Requirements - Can you give all the records again without altering a single character?

Supplied records -
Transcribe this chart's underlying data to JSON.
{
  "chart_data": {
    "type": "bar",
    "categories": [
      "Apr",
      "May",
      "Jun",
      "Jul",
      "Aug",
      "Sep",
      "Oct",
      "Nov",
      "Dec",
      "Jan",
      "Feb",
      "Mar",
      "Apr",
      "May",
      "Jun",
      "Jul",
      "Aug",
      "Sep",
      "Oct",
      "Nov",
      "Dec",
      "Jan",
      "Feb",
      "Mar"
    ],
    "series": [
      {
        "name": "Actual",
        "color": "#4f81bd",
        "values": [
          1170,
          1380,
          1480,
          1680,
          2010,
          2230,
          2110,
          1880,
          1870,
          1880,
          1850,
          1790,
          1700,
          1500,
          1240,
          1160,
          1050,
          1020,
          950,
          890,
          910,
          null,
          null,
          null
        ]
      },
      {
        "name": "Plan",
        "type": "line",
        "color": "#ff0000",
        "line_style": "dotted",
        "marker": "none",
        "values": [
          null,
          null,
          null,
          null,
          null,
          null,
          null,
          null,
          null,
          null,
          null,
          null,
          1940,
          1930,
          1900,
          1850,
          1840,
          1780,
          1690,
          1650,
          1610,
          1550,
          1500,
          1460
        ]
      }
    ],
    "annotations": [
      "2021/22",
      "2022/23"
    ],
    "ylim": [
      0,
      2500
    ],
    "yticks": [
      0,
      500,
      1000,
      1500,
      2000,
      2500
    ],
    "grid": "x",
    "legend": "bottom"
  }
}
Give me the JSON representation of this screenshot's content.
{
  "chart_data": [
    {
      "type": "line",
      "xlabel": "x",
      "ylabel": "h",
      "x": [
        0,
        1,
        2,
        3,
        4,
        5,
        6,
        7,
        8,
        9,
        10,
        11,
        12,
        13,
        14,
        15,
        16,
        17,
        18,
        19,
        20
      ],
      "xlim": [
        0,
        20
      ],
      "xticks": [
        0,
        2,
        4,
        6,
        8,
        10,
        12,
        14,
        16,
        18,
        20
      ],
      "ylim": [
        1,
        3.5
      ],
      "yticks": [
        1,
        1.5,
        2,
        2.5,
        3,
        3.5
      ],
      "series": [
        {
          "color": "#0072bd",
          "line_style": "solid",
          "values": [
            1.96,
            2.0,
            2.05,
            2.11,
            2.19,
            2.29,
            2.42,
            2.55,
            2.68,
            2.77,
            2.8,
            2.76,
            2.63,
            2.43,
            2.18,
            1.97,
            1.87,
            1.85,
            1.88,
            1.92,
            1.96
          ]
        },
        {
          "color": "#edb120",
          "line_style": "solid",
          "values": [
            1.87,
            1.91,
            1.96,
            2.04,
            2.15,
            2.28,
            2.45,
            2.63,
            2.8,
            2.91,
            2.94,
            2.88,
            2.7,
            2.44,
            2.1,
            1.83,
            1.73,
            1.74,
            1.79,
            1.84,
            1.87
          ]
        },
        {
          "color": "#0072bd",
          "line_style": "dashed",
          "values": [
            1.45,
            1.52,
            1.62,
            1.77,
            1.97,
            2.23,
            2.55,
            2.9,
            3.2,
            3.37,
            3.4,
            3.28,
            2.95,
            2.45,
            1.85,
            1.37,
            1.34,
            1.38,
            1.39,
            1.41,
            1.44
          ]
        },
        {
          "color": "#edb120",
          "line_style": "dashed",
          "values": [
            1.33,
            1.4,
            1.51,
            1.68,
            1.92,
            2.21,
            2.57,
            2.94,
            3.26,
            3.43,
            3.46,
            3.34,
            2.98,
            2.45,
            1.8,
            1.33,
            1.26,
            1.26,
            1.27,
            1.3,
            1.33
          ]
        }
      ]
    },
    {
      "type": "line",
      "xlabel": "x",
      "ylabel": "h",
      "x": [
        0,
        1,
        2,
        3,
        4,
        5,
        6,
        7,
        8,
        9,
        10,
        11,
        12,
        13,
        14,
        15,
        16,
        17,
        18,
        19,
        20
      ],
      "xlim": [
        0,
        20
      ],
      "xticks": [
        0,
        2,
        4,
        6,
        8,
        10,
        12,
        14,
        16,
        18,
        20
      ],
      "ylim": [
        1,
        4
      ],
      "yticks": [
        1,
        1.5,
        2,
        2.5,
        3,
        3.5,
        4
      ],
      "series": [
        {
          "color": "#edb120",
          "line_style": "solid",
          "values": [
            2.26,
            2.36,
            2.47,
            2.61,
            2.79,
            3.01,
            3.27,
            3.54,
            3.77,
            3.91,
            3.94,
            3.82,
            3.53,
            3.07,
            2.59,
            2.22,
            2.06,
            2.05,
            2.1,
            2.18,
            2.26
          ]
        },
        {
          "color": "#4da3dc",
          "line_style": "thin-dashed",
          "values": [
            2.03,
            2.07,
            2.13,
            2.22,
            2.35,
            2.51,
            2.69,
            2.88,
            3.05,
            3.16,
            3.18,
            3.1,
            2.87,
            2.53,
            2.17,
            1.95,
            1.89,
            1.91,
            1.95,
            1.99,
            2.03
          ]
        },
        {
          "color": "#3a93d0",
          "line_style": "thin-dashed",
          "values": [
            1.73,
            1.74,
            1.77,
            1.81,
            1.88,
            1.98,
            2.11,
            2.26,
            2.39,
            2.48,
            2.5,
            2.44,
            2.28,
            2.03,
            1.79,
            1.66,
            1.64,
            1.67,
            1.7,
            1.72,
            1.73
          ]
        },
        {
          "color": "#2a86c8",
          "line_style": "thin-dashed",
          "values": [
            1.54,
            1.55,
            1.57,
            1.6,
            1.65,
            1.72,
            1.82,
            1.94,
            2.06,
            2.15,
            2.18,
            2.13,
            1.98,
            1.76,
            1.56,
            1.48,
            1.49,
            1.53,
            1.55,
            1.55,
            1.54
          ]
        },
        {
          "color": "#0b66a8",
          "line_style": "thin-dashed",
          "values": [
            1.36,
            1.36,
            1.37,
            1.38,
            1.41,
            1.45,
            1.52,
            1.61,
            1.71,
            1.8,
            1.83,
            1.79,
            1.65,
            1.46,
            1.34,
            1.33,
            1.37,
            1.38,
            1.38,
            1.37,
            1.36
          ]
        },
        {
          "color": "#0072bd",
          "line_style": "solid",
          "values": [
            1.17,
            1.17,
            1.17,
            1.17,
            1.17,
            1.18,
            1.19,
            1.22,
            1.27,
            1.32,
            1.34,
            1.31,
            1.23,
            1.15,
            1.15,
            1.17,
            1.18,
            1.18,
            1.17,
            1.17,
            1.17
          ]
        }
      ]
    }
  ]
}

Exercise response -
Transcribe this chart's underlying data to JSON.
{
  "chart_data": {
    "type": "bar",
    "categories": [
      "Apr",
      "May",
      "Jun",
      "Jul",
      "Aug",
      "Sep",
      "Oct",
      "Nov",
      "Dec",
      "Jan",
      "Feb",
      "Mar",
      "Apr",
      "May",
      "Jun",
      "Jul",
      "Aug",
      "Sep",
      "Oct",
      "Nov",
      "Dec",
      "Jan",
      "Feb",
      "Mar"
    ],
    "series": [
      {
        "name": "Actual",
        "color": "#4f81bd",
        "values": [
          1170,
          1380,
          1480,
          1680,
          2010,
          2230,
          2110,
          1880,
          1870,
          1880,
          1850,
          1790,
          1700,
          1500,
          1240,
          1160,
          1050,
          1020,
          950,
          890,
          910,
          null,
          null,
          null
        ]
      },
      {
        "name": "Plan",
        "type": "line",
        "color": "#ff0000",
        "line_style": "dotted",
        "marker": "none",
        "values": [
          null,
          null,
          null,
          null,
          null,
          null,
          null,
          null,
          null,
          null,
          null,
          null,
          1940,
          1930,
          1900,
          1850,
          1840,
          1780,
          1690,
          1650,
          1610,
          1550,
          1500,
          1460
        ]
      }
    ],
    "annotations": [
      "2021/22",
      "2022/23"
    ],
    "ylim": [
      0,
      2500
    ],
    "yticks": [
      0,
      500,
      1000,
      1500,
      2000,
      2500
    ],
    "grid": "x",
    "legend": "bottom"
  }
}
Give me the JSON representation of this screenshot's content.
{
  "chart_data": [
    {
      "type": "line",
      "xlabel": "x",
      "ylabel": "h",
      "x": [
        0,
        1,
        2,
        3,
        4,
        5,
        6,
        7,
        8,
        9,
        10,
        11,
        12,
        13,
        14,
        15,
        16,
        17,
        18,
        19,
        20
      ],
      "xlim": [
        0,
        20
      ],
      "xticks": [
        0,
        2,
        4,
        6,
        8,
        10,
        12,
        14,
        16,
        18,
        20
      ],
      "ylim": [
        1,
        3.5
      ],
      "yticks": [
        1,
        1.5,
        2,
        2.5,
        3,
        3.5
      ],
      "series": [
        {
          "color": "#0072bd",
          "line_style": "solid",
          "values": [
            1.96,
            2.0,
            2.05,
            2.11,
            2.19,
            2.29,
            2.42,
            2.55,
            2.68,
            2.77,
            2.8,
            2.76,
            2.63,
            2.43,
            2.18,
            1.97,
            1.87,
            1.85,
            1.88,
            1.92,
            1.96
          ]
        },
        {
          "color": "#edb120",
          "line_style": "solid",
          "values": [
            1.87,
            1.91,
            1.96,
            2.04,
            2.15,
            2.28,
            2.45,
            2.63,
            2.8,
            2.91,
            2.94,
            2.88,
            2.7,
            2.44,
            2.1,
            1.83,
            1.73,
            1.74,
            1.79,
            1.84,
            1.87
          ]
        },
        {
          "color": "#0072bd",
          "line_style": "dashed",
          "values": [
            1.45,
            1.52,
            1.62,
            1.77,
            1.97,
            2.23,
            2.55,
            2.9,
            3.2,
            3.37,
            3.4,
            3.28,
            2.95,
            2.45,
            1.85,
            1.37,
            1.34,
            1.38,
            1.39,
            1.41,
            1.44
          ]
        },
        {
          "color": "#edb120",
          "line_style": "dashed",
          "values": [
            1.33,
            1.4,
            1.51,
            1.68,
            1.92,
            2.21,
            2.57,
            2.94,
            3.26,
            3.43,
            3.46,
            3.34,
            2.98,
            2.45,
            1.8,
            1.33,
            1.26,
            1.26,
            1.27,
            1.3,
            1.33
          ]
        }
      ]
    },
    {
      "type": "line",
      "xlabel": "x",
      "ylabel": "h",
      "x": [
        0,
        1,
        2,
        3,
        4,
        5,
        6,
        7,
        8,
        9,
        10,
        11,
        12,
        13,
        14,
        15,
        16,
        17,
        18,
        19,
        20
      ],
      "xlim": [
        0,
        20
      ],
      "xticks": [
        0,
        2,
        4,
        6,
        8,
        10,
        12,
        14,
        16,
        18,
        20
      ],
      "ylim": [
        1,
        4
      ],
      "yticks": [
        1,
        1.5,
        2,
        2.5,
        3,
        3.5,
        4
      ],
      "series": [
        {
          "color": "#edb120",
          "line_style": "solid",
          "values": [
            2.26,
            2.36,
            2.47,
            2.61,
            2.79,
            3.01,
            3.27,
            3.54,
            3.77,
            3.91,
            3.94,
            3.82,
            3.53,
            3.07,
            2.59,
            2.22,
            2.06,
            2.05,
            2.1,
            2.18,
            2.26
          ]
        },
        {
          "color": "#4da3dc",
          "line_style": "thin-dashed",
          "values": [
            2.03,
            2.07,
            2.13,
            2.22,
            2.35,
            2.51,
            2.69,
            2.88,
            3.05,
            3.16,
            3.18,
            3.1,
            2.87,
            2.53,
            2.17,
            1.95,
            1.89,
            1.91,
            1.95,
            1.99,
            2.03
          ]
        },
        {
          "color": "#3a93d0",
          "line_style": "thin-dashed",
          "values": [
            1.73,
            1.74,
            1.77,
            1.81,
            1.88,
            1.98,
            2.11,
            2.26,
            2.39,
            2.48,
            2.5,
            2.44,
            2.28,
            2.03,
            1.79,
            1.66,
            1.64,
            1.67,
            1.7,
            1.72,
            1.73
          ]
        },
        {
          "color": "#2a86c8",
          "line_style": "thin-dashed",
          "values": [
            1.54,
            1.55,
            1.57,
            1.6,
            1.65,
            1.72,
            1.82,
            1.94,
            2.06,
            2.15,
            2.18,
            2.13,
            1.98,
            1.76,
            1.56,
            1.48,
            1.49,
            1.53,
            1.55,
            1.55,
            1.54
          ]
        },
        {
          "color": "#0b66a8",
          "line_style": "thin-dashed",
          "values": [
            1.36,
            1.36,
            1.37,
            1.38,
            1.41,
            1.45,
            1.52,
            1.61,
            1.71,
            1.8,
            1.83,
            1.79,
            1.65,
            1.46,
            1.34,
            1.33,
            1.37,
            1.38,
            1.38,
            1.37,
            1.36
          ]
        },
        {
          "color": "#0072bd",
          "line_style": "solid",
          "values": [
            1.17,
            1.17,
            1.17,
            1.17,
            1.17,
            1.18,
            1.19,
            1.22,
            1.27,
            1.32,
            1.34,
            1.31,
            1.23,
            1.15,
            1.15,
            1.17,
            1.18,
            1.18,
            1.17,
            1.17,
            1.17
          ]
        }
      ]
    }
  ]
}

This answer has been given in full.